[Job] Please transcribe the data below exactly. Leave the pictures out.

┌─ The input

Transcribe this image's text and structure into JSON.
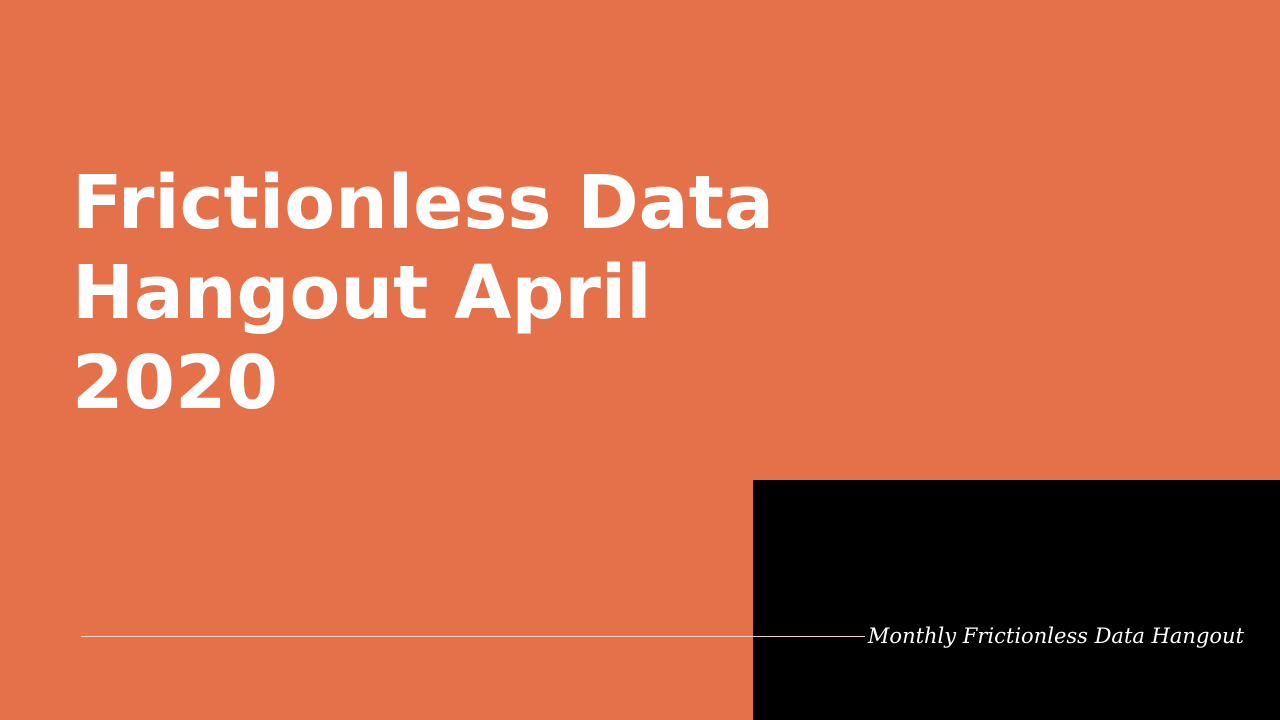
{
  "slide": {
    "title_lines": [
      "Frictionless Data",
      "Hangout April",
      "2020"
    ],
    "subtitle": "Monthly Frictionless Data Hangout"
  },
  "colors": {
    "background": "#e4714a",
    "block": "#000000",
    "text": "#ffffff",
    "divider": "#f3d3c6"
  }
}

└─

[Expected answer]
Transcribe this image's text and structure into JSON.
{
  "slide": {
    "title_lines": [
      "Frictionless Data",
      "Hangout April",
      "2020"
    ],
    "subtitle": "Monthly Frictionless Data Hangout"
  },
  "colors": {
    "background": "#e4714a",
    "block": "#000000",
    "text": "#ffffff",
    "divider": "#f3d3c6"
  }
}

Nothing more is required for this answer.